TASK PROMPT
Give the material again in full, matching it exactly.

-------- DATA FOR THE TASK

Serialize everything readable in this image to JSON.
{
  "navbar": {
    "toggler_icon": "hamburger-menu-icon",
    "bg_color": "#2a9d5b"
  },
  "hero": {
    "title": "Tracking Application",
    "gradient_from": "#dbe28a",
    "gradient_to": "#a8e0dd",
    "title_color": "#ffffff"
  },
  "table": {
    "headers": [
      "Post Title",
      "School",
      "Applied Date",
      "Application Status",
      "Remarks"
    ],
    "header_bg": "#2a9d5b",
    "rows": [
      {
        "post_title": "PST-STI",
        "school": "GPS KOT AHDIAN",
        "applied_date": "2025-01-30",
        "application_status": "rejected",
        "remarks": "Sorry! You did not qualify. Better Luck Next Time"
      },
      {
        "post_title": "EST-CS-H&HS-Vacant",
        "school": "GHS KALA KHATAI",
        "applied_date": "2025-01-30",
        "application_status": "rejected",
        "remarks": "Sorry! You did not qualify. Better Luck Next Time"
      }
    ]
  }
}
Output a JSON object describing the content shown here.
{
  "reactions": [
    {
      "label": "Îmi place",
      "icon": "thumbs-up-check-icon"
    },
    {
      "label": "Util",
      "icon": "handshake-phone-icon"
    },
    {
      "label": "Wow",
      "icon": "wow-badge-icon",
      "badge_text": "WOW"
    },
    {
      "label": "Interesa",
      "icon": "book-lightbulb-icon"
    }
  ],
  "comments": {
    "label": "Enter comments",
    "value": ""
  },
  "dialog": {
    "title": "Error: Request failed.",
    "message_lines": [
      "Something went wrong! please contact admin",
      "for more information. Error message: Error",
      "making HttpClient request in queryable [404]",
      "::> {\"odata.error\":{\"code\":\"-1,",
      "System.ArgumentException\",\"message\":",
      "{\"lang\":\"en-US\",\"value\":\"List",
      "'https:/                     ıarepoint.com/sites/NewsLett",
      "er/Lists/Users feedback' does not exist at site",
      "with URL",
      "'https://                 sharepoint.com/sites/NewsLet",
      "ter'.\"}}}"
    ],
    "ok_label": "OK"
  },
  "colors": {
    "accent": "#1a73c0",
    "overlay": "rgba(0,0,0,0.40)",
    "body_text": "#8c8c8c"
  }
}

----------------

COMPLETED EXERCISE
Serialize everything readable in this image to JSON.
{
  "navbar": {
    "toggler_icon": "hamburger-menu-icon",
    "bg_color": "#2a9d5b"
  },
  "hero": {
    "title": "Tracking Application",
    "gradient_from": "#dbe28a",
    "gradient_to": "#a8e0dd",
    "title_color": "#ffffff"
  },
  "table": {
    "headers": [
      "Post Title",
      "School",
      "Applied Date",
      "Application Status",
      "Remarks"
    ],
    "header_bg": "#2a9d5b",
    "rows": [
      {
        "post_title": "PST-STI",
        "school": "GPS KOT AHDIAN",
        "applied_date": "2025-01-30",
        "application_status": "rejected",
        "remarks": "Sorry! You did not qualify. Better Luck Next Time"
      },
      {
        "post_title": "EST-CS-H&HS-Vacant",
        "school": "GHS KALA KHATAI",
        "applied_date": "2025-01-30",
        "application_status": "rejected",
        "remarks": "Sorry! You did not qualify. Better Luck Next Time"
      }
    ]
  }
}
Output a JSON object describing the content shown here.
{
  "reactions": [
    {
      "label": "Îmi place",
      "icon": "thumbs-up-check-icon"
    },
    {
      "label": "Util",
      "icon": "handshake-phone-icon"
    },
    {
      "label": "Wow",
      "icon": "wow-badge-icon",
      "badge_text": "WOW"
    },
    {
      "label": "Interesa",
      "icon": "book-lightbulb-icon"
    }
  ],
  "comments": {
    "label": "Enter comments",
    "value": ""
  },
  "dialog": {
    "title": "Error: Request failed.",
    "message_lines": [
      "Something went wrong! please contact admin",
      "for more information. Error message: Error",
      "making HttpClient request in queryable [404]",
      "::> {\"odata.error\":{\"code\":\"-1,",
      "System.ArgumentException\",\"message\":",
      "{\"lang\":\"en-US\",\"value\":\"List",
      "'https:/                     ıarepoint.com/sites/NewsLett",
      "er/Lists/Users feedback' does not exist at site",
      "with URL",
      "'https://                 sharepoint.com/sites/NewsLet",
      "ter'.\"}}}"
    ],
    "ok_label": "OK"
  },
  "colors": {
    "accent": "#1a73c0",
    "overlay": "rgba(0,0,0,0.40)",
    "body_text": "#8c8c8c"
  }
}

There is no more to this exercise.